**The request**
In the listing that follows, count every line with the word "object" in it and write only the total.
------ Material to process ------
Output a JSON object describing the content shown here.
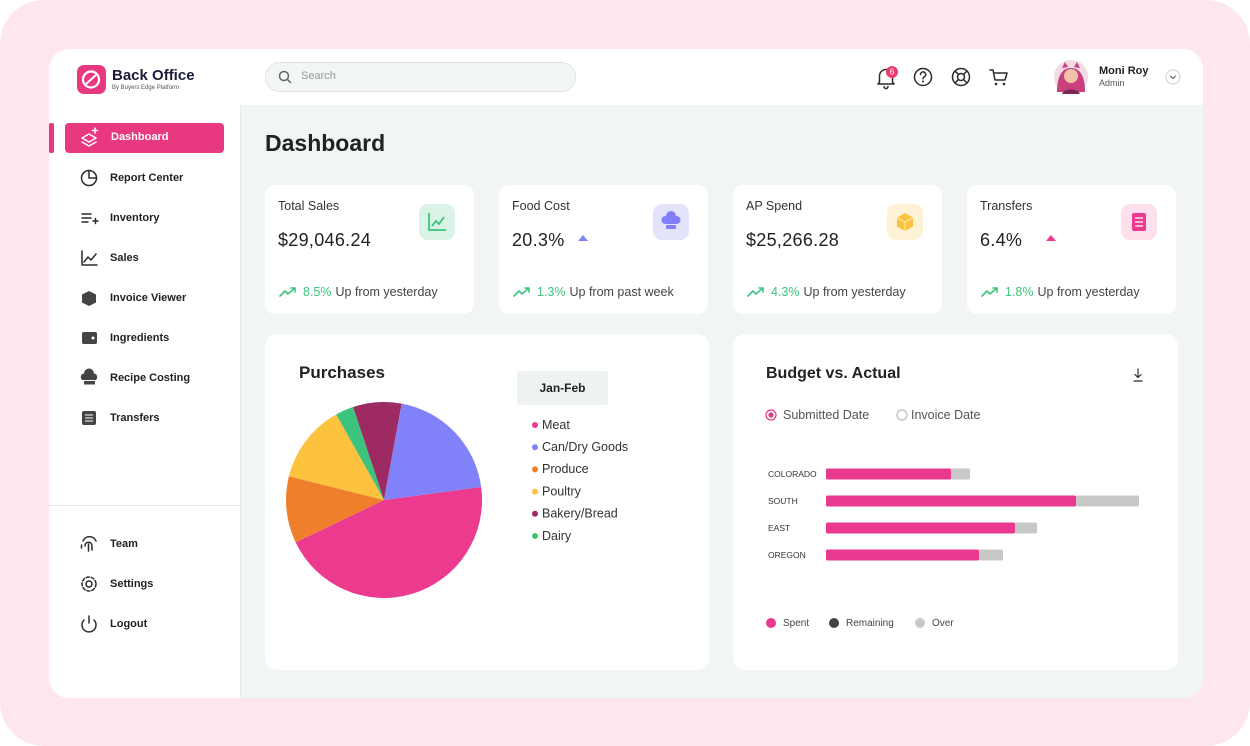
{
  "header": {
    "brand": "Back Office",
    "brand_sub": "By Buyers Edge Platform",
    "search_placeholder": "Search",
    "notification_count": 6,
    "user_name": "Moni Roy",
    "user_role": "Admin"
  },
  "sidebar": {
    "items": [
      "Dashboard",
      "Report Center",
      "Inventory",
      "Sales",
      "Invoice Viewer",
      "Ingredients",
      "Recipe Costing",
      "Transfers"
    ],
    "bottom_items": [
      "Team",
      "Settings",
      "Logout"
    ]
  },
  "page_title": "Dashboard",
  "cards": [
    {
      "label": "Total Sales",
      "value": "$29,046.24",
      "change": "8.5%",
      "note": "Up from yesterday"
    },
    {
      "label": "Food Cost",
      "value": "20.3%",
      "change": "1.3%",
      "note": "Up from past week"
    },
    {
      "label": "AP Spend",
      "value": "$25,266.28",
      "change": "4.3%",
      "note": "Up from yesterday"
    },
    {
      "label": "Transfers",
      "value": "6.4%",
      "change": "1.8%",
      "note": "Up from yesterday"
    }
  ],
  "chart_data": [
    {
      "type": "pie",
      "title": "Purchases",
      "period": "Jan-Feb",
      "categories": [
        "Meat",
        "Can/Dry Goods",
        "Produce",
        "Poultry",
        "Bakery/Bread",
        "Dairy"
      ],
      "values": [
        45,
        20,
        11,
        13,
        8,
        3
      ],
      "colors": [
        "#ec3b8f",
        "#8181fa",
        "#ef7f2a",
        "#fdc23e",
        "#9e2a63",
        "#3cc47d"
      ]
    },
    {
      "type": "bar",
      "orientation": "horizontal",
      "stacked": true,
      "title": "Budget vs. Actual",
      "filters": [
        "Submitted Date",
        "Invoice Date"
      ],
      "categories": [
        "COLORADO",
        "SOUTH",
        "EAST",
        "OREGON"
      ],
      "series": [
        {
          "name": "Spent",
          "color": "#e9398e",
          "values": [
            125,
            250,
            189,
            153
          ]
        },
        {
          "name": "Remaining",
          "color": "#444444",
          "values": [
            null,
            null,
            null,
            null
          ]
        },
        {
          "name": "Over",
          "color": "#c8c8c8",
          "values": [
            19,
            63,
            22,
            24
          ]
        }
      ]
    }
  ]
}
------
------ Material to process ------
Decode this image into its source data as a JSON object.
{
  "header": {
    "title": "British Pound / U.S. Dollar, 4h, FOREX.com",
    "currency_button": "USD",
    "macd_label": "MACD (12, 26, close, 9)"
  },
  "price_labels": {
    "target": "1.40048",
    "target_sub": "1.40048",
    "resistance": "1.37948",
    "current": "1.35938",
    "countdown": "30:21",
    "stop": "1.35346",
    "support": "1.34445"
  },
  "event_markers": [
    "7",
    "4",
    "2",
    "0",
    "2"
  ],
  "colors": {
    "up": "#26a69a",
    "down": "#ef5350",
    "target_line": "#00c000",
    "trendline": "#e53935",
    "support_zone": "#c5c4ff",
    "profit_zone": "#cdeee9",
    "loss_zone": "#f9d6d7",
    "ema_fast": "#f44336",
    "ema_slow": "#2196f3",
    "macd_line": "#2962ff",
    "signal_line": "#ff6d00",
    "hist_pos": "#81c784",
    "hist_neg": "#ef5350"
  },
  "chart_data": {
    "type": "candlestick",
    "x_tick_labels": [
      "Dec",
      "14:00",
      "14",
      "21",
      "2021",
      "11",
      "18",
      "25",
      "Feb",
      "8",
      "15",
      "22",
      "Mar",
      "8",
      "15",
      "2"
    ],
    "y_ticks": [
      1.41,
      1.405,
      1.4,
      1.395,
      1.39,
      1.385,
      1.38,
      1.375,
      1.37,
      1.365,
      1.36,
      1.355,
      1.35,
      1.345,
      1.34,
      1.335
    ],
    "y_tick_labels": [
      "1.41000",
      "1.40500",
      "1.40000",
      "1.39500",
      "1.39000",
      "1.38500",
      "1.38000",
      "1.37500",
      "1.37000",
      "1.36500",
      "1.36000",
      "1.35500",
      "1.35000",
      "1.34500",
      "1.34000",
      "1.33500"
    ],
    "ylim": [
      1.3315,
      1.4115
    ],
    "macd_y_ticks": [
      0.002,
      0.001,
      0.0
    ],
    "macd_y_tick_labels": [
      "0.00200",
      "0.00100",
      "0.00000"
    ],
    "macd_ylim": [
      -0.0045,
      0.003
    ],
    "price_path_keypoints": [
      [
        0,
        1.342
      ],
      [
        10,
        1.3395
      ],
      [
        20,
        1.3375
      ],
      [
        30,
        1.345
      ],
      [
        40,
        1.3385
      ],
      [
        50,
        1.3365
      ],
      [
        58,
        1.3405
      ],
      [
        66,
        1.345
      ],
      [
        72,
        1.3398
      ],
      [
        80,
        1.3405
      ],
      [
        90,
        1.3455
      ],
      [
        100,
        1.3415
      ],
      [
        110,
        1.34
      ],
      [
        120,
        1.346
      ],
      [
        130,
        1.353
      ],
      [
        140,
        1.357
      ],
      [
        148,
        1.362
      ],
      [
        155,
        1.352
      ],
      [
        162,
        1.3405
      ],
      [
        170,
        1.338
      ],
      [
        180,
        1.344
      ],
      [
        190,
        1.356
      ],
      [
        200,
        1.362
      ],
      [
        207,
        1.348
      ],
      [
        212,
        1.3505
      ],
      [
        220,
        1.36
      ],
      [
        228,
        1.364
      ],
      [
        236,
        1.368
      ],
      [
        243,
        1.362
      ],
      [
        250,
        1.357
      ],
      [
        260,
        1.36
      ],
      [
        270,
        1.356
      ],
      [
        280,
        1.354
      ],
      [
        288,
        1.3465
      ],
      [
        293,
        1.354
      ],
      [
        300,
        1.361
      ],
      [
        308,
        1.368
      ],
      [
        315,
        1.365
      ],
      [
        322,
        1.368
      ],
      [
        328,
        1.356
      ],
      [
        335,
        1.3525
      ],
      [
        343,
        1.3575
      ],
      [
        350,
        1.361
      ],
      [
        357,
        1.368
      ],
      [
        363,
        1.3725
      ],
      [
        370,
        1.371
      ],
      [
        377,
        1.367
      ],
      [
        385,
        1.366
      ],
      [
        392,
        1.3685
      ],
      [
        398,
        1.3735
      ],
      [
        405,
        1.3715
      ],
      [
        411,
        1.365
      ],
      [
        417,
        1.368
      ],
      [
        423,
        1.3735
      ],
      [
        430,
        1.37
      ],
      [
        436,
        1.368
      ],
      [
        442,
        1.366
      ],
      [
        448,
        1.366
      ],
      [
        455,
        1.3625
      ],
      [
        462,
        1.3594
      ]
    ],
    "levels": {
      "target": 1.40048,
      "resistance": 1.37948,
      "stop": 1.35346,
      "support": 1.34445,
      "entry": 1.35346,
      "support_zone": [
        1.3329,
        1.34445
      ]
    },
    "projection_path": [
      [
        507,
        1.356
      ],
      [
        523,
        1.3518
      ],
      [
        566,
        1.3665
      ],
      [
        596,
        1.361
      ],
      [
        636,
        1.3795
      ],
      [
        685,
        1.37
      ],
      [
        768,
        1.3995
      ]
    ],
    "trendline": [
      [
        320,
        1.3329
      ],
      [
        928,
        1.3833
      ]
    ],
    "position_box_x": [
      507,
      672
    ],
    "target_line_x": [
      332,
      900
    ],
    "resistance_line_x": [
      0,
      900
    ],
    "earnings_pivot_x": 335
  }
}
------
**Written answer**
2